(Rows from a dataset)
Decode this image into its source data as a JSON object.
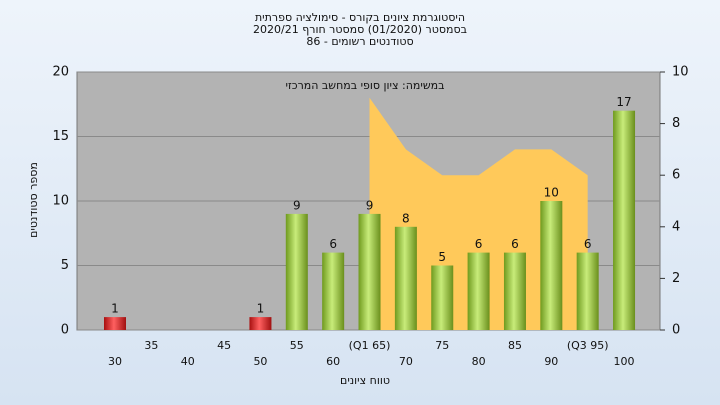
{
  "chart_data": {
    "type": "bar",
    "title": "היסטוגרמת ציונים בקורס - סימולציה ספרתית",
    "subtitle": "בסמסטר (01/2020) סמסטר חורף 2020/21",
    "subtitle2": "סטודנטים רשומים - 86",
    "annotation": "במשימה: ציון סופי במחשב המרכזי",
    "xlabel": "טווח ציונים",
    "ylabel": "מספר סטודנטים",
    "categories": [
      "30",
      "35",
      "40",
      "45",
      "50",
      "55",
      "60",
      "(Q1 65)",
      "70",
      "75",
      "80",
      "85",
      "90",
      "(Q3 95)",
      "100"
    ],
    "values": [
      1,
      0,
      0,
      0,
      1,
      9,
      6,
      9,
      8,
      5,
      6,
      6,
      10,
      6,
      17
    ],
    "colors": [
      "red",
      "green",
      "green",
      "green",
      "red",
      "green",
      "green",
      "green",
      "green",
      "green",
      "green",
      "green",
      "green",
      "green",
      "green"
    ],
    "area": {
      "values": [
        null,
        null,
        null,
        null,
        null,
        null,
        null,
        9,
        7,
        6,
        6,
        7,
        7,
        6,
        null
      ],
      "color": "#ffc95a",
      "axis": "y2"
    },
    "ylim": [
      0,
      20
    ],
    "yticks": [
      0,
      5,
      10,
      15,
      20
    ],
    "y2lim": [
      0,
      10
    ],
    "y2ticks": [
      0,
      2,
      4,
      6,
      8,
      10
    ],
    "grid": true
  }
}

- What the task requires -
Word for word, quote the full listing, omitting every picture.

- Result below -
Decode this image into its source data as a JSON object.
{
  "chart_data": {
    "type": "bar",
    "title": "היסטוגרמת ציונים בקורס - סימולציה ספרתית",
    "subtitle": "בסמסטר (01/2020) סמסטר חורף 2020/21",
    "subtitle2": "סטודנטים רשומים - 86",
    "annotation": "במשימה: ציון סופי במחשב המרכזי",
    "xlabel": "טווח ציונים",
    "ylabel": "מספר סטודנטים",
    "categories": [
      "30",
      "35",
      "40",
      "45",
      "50",
      "55",
      "60",
      "(Q1 65)",
      "70",
      "75",
      "80",
      "85",
      "90",
      "(Q3 95)",
      "100"
    ],
    "values": [
      1,
      0,
      0,
      0,
      1,
      9,
      6,
      9,
      8,
      5,
      6,
      6,
      10,
      6,
      17
    ],
    "colors": [
      "red",
      "green",
      "green",
      "green",
      "red",
      "green",
      "green",
      "green",
      "green",
      "green",
      "green",
      "green",
      "green",
      "green",
      "green"
    ],
    "area": {
      "values": [
        null,
        null,
        null,
        null,
        null,
        null,
        null,
        9,
        7,
        6,
        6,
        7,
        7,
        6,
        null
      ],
      "color": "#ffc95a",
      "axis": "y2"
    },
    "ylim": [
      0,
      20
    ],
    "yticks": [
      0,
      5,
      10,
      15,
      20
    ],
    "y2lim": [
      0,
      10
    ],
    "y2ticks": [
      0,
      2,
      4,
      6,
      8,
      10
    ],
    "grid": true
  }
}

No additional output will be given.